## Directions
Read the entries below and pull out each line with the string "name".

## Entries
-.-.-

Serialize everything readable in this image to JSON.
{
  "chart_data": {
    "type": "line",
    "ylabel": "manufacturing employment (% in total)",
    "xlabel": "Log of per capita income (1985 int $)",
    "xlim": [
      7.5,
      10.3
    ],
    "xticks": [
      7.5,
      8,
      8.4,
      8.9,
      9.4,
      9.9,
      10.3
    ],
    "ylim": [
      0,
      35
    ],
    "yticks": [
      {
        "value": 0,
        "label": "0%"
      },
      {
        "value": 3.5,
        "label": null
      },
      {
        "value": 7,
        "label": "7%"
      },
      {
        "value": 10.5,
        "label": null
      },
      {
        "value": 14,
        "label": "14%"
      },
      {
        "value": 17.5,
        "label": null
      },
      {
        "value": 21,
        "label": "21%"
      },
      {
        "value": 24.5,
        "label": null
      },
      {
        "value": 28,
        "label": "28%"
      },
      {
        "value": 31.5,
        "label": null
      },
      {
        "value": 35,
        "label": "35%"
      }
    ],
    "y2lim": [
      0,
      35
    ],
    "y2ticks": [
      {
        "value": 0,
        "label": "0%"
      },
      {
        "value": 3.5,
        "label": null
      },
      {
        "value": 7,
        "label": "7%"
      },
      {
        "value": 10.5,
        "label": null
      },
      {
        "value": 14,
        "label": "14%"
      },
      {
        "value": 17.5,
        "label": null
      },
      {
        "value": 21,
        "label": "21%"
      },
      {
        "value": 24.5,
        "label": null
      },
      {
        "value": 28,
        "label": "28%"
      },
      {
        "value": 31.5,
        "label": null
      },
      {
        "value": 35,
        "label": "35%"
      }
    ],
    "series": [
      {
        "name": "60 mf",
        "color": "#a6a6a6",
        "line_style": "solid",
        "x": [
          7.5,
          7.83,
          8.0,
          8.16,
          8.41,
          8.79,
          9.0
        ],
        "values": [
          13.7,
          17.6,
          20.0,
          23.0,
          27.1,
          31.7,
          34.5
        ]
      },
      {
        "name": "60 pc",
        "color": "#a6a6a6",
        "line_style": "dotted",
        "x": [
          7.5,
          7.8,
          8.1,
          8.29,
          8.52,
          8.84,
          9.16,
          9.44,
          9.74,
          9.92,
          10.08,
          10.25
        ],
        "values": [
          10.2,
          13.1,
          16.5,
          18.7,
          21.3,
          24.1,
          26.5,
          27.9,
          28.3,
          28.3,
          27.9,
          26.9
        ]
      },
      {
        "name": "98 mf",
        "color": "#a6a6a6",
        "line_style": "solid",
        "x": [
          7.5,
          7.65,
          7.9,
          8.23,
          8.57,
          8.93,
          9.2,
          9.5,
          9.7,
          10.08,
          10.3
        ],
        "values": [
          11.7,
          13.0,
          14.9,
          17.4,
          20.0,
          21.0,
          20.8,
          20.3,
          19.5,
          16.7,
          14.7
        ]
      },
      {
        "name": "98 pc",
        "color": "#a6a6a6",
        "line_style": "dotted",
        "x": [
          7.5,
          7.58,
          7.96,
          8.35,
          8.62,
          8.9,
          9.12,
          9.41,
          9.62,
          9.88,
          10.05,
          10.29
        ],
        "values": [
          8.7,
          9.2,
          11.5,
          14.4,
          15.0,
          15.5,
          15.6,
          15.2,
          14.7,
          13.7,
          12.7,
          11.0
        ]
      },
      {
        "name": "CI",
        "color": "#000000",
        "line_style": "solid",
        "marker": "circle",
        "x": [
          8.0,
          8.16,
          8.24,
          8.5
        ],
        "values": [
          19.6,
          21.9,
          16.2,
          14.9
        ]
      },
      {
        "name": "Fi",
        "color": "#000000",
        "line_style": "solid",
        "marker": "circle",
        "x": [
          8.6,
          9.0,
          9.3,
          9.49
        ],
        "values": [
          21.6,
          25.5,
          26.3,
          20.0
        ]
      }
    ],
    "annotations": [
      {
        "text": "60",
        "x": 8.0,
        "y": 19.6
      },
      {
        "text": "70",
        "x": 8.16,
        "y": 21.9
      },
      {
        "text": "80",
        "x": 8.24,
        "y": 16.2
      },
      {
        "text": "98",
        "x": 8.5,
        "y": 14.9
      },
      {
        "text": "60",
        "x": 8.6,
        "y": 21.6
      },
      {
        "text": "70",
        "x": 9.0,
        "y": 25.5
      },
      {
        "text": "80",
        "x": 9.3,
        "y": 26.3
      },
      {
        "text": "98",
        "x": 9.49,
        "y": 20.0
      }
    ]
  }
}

-.-.-

## Finished task
        "name": "60 mf",
        "name": "60 pc",
        "name": "98 mf",
        "name": "98 pc",
        "name": "CI",
        "name": "Fi",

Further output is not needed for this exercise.